Multivariate prediction of total organic carbon in river water using random forest and deep learning regression algorithms

1.
Department of Chemical Engineering, Dedan Kimathi University of Technology, Private bag, 10143 Nyeri, Kenya
2.
Department of Ubiquitous Computing, University of Siegen, H-A 8110, Holderlin Str., Siegen 57076, Germany

Academic Editor: Azlan Ismail

Received: 25 May 2025 Revised: 13 October 2025 Accepted: 29 October 2025 Published: 04 November 2025

Total organic carbon (TOC) is used to determine the total amount of organic compounds in water. It has been used to indicate water purity levels for industrial water for decades. Analyzing TOC in water is often time-consuming and an expensive activity, requiring the use of multiple high-precision sensors. Our main aim of this study was to compare the use of the Random Forest (RF) algorithm, one-dimensional convolutional neural network (1D-CNN), and multilayer perceptron (MLP) in predicting TOC using water quality parameters selected based on their strength of correlation. RF was chosen because it can model complex interactions between the various parameters and is resistant to overfitting. 1D-CNN can handle local dependencies and spatial relationships between input features whereas MLP handles independent numerical features in the dataset. The dataset was obtained from analysis done in Puget Sound marine waters around Seattle King County in the USA at the Duwamish River at three sampling locations. Learning curve analysis demonstrated that the dataset size was sufficient for stable training and generalization, while five-fold cross-validation confirmed consistent model performance across data splits. The effects of wet and dry seasons on the parameter levels were done and their impact on RF model accuracy was assessed. The selection of parameters based on Gini importance ranking was done to evaluate their effect on the accuracy of the RF model. Our results indicated that the prediction of TOC using RF regression was the most accurate with a coefficient of determination (R²) of 0.732. The 1D-CNN and MLP had R² of 0.714 and 0.638, respectively. The mean absolute error (MAE) for RF, 1D-CNN, and MLP were 0.120 mg/L, 0.244 mg/L and 0.270 mg/L, respectively. It was concluded that the RF algorithm would be more feasible in predicting TOC in river water than the two deep learning methods.

● **MATERIAL SUPPLIED**:
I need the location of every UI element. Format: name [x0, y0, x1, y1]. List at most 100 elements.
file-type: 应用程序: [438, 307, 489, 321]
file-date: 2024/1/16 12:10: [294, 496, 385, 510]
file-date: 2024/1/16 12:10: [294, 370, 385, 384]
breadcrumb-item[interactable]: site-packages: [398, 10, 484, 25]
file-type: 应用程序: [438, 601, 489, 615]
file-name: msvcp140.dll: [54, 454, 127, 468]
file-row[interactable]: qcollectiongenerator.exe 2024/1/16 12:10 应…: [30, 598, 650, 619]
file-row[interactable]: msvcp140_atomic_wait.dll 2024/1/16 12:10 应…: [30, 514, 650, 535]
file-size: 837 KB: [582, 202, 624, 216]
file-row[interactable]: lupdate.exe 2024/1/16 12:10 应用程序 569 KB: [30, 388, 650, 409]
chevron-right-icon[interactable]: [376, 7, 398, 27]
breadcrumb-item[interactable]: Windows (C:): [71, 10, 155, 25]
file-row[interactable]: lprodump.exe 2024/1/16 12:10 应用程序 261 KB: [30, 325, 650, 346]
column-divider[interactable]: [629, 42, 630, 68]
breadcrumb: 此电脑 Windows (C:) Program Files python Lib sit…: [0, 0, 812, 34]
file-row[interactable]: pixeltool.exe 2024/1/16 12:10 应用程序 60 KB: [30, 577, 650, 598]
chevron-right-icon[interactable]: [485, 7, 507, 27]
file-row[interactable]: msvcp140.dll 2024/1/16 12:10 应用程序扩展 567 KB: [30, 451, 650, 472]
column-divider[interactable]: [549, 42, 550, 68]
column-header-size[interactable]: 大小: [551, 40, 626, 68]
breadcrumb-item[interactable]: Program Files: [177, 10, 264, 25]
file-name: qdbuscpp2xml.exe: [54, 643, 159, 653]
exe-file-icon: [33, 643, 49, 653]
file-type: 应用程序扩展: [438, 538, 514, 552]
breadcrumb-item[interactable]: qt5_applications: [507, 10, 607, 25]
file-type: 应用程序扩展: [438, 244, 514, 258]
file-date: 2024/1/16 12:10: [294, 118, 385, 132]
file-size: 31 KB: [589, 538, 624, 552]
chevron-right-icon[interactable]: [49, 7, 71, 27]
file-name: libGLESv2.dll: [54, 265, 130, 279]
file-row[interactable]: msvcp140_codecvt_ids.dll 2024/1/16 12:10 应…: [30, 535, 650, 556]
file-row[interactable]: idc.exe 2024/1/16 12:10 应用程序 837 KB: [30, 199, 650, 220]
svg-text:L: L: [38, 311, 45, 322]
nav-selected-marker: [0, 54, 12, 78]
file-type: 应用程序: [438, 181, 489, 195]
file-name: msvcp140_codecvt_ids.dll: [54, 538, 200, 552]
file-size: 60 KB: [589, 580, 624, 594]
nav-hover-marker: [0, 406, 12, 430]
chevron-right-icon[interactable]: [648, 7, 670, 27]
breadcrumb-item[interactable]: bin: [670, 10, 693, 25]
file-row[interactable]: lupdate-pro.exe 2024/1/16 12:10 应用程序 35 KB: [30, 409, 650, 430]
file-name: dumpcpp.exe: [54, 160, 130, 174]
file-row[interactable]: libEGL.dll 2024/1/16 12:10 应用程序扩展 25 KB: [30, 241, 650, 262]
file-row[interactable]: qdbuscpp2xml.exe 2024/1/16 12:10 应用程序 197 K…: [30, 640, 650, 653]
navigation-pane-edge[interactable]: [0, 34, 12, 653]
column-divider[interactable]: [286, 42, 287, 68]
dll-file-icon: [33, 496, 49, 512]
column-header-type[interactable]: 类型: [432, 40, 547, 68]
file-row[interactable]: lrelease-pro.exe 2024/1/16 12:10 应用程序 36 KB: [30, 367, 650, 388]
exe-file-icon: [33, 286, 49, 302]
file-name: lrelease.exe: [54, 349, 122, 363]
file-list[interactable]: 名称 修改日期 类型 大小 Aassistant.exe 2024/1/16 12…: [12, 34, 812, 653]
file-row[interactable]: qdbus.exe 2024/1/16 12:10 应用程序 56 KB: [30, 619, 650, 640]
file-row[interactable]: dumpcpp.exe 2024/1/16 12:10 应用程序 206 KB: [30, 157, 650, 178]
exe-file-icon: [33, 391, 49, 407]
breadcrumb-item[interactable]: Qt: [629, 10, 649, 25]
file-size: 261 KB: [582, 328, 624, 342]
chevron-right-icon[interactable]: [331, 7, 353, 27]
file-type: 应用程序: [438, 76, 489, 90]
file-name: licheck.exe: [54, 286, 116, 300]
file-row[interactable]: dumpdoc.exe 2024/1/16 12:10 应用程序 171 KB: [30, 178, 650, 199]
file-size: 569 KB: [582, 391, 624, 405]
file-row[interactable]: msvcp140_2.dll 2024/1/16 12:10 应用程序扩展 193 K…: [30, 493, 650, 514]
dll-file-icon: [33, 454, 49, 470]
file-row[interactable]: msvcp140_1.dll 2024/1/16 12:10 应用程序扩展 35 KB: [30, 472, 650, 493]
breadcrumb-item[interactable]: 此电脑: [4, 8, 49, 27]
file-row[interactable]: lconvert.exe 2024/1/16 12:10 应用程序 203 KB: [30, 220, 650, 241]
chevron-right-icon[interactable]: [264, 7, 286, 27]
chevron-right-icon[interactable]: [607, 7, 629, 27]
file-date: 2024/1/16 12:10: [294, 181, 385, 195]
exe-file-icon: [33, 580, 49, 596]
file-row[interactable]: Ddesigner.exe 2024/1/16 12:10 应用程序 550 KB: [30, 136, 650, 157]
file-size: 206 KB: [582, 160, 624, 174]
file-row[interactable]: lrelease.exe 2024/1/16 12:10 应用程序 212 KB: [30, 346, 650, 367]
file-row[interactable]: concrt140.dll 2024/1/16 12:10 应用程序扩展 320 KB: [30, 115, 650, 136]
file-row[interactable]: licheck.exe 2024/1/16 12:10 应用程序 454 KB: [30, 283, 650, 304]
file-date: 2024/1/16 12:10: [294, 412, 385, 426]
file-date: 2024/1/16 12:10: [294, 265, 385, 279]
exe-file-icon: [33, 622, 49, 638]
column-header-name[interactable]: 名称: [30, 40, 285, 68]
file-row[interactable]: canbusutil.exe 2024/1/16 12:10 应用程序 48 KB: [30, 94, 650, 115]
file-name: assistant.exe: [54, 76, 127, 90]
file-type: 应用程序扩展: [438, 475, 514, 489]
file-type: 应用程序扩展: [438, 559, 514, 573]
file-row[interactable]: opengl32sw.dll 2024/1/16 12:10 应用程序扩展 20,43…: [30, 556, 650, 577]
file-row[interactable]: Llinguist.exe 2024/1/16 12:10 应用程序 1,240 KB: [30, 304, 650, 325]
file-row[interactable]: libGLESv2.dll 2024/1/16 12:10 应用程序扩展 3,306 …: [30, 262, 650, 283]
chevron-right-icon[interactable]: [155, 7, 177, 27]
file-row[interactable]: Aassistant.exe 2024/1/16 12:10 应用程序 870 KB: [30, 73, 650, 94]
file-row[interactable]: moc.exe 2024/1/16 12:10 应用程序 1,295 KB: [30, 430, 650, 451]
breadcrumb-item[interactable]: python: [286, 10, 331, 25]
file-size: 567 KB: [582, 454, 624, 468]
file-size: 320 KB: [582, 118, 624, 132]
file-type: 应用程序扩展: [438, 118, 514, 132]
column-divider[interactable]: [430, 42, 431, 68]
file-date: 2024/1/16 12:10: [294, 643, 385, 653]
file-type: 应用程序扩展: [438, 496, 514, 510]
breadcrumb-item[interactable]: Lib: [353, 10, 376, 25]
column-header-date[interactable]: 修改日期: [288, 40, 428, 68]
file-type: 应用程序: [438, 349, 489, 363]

● **CHALLENGE**:
In the text on predicting total organic carbon in river water, what mean absolute error did the 1D-CNN model reach?

● **TASK SOLUTION**:
0.244 mg/L